Description of the task: Below is a listing to transcribe in full and exactly; keep the pictures out.

[Dataset rows about figures]
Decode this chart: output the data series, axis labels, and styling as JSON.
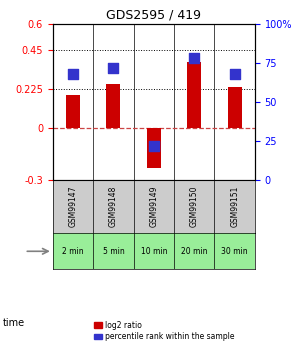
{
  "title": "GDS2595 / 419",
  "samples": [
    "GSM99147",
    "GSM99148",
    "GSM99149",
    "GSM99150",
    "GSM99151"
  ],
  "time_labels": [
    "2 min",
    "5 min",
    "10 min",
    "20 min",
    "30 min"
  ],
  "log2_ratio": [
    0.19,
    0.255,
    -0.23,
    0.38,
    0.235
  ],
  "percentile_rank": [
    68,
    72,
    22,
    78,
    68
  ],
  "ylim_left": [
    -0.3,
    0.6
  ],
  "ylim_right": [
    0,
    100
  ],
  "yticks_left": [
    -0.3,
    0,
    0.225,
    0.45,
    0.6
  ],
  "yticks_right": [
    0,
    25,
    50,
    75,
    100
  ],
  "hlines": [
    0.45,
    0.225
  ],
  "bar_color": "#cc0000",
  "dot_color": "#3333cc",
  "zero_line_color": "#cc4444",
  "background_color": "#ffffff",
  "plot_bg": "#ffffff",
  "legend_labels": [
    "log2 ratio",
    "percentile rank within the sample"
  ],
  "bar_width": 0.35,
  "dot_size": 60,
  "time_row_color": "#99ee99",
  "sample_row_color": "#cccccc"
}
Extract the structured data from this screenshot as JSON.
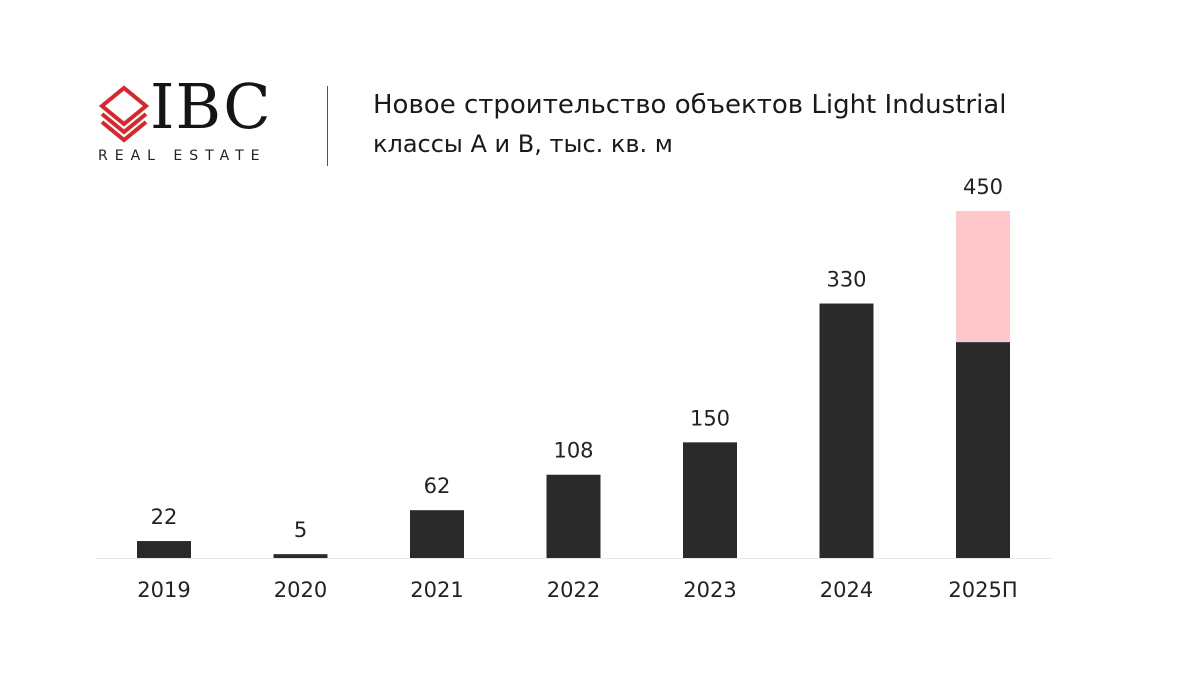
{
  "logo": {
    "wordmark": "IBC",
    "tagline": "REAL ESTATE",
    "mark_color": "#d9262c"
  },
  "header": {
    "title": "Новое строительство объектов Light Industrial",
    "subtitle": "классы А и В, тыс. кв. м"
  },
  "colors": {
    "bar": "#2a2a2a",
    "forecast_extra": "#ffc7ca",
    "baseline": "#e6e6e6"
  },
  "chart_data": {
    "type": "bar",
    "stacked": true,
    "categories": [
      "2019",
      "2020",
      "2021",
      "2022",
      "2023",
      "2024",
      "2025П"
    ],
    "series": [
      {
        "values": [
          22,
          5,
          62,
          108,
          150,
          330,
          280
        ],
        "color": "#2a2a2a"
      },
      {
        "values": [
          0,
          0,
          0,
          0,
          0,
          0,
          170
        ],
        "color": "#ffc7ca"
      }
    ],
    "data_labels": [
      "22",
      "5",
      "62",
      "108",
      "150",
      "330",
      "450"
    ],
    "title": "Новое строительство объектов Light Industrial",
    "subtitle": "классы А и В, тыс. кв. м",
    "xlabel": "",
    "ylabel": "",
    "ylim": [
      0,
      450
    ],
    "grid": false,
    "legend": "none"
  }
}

Expected answer:
Decode this chart: output the data series, axis labels, and styling as JSON.
{
  "title": "GDS2595 / 419",
  "samples": [
    "GSM99147",
    "GSM99148",
    "GSM99149",
    "GSM99150",
    "GSM99151"
  ],
  "time_labels": [
    "2 min",
    "5 min",
    "10 min",
    "20 min",
    "30 min"
  ],
  "log2_ratio": [
    0.19,
    0.255,
    -0.23,
    0.38,
    0.235
  ],
  "percentile_rank": [
    68,
    72,
    22,
    78,
    68
  ],
  "ylim_left": [
    -0.3,
    0.6
  ],
  "ylim_right": [
    0,
    100
  ],
  "yticks_left": [
    -0.3,
    0,
    0.225,
    0.45,
    0.6
  ],
  "yticks_right": [
    0,
    25,
    50,
    75,
    100
  ],
  "hlines": [
    0.45,
    0.225
  ],
  "bar_color": "#cc0000",
  "dot_color": "#3333cc",
  "zero_line_color": "#cc4444",
  "background_color": "#ffffff",
  "plot_bg": "#ffffff",
  "legend_labels": [
    "log2 ratio",
    "percentile rank within the sample"
  ],
  "bar_width": 0.35,
  "dot_size": 60,
  "time_row_color": "#99ee99",
  "sample_row_color": "#cccccc"
}
Extract the structured data from this screenshot as JSON.
{
  "logo": {
    "wordmark": "IBC",
    "tagline": "REAL ESTATE",
    "mark_color": "#d9262c"
  },
  "header": {
    "title": "Новое строительство объектов Light Industrial",
    "subtitle": "классы А и В, тыс. кв. м"
  },
  "colors": {
    "bar": "#2a2a2a",
    "forecast_extra": "#ffc7ca",
    "baseline": "#e6e6e6"
  },
  "chart_data": {
    "type": "bar",
    "stacked": true,
    "categories": [
      "2019",
      "2020",
      "2021",
      "2022",
      "2023",
      "2024",
      "2025П"
    ],
    "series": [
      {
        "values": [
          22,
          5,
          62,
          108,
          150,
          330,
          280
        ],
        "color": "#2a2a2a"
      },
      {
        "values": [
          0,
          0,
          0,
          0,
          0,
          0,
          170
        ],
        "color": "#ffc7ca"
      }
    ],
    "data_labels": [
      "22",
      "5",
      "62",
      "108",
      "150",
      "330",
      "450"
    ],
    "title": "Новое строительство объектов Light Industrial",
    "subtitle": "классы А и В, тыс. кв. м",
    "xlabel": "",
    "ylabel": "",
    "ylim": [
      0,
      450
    ],
    "grid": false,
    "legend": "none"
  }
}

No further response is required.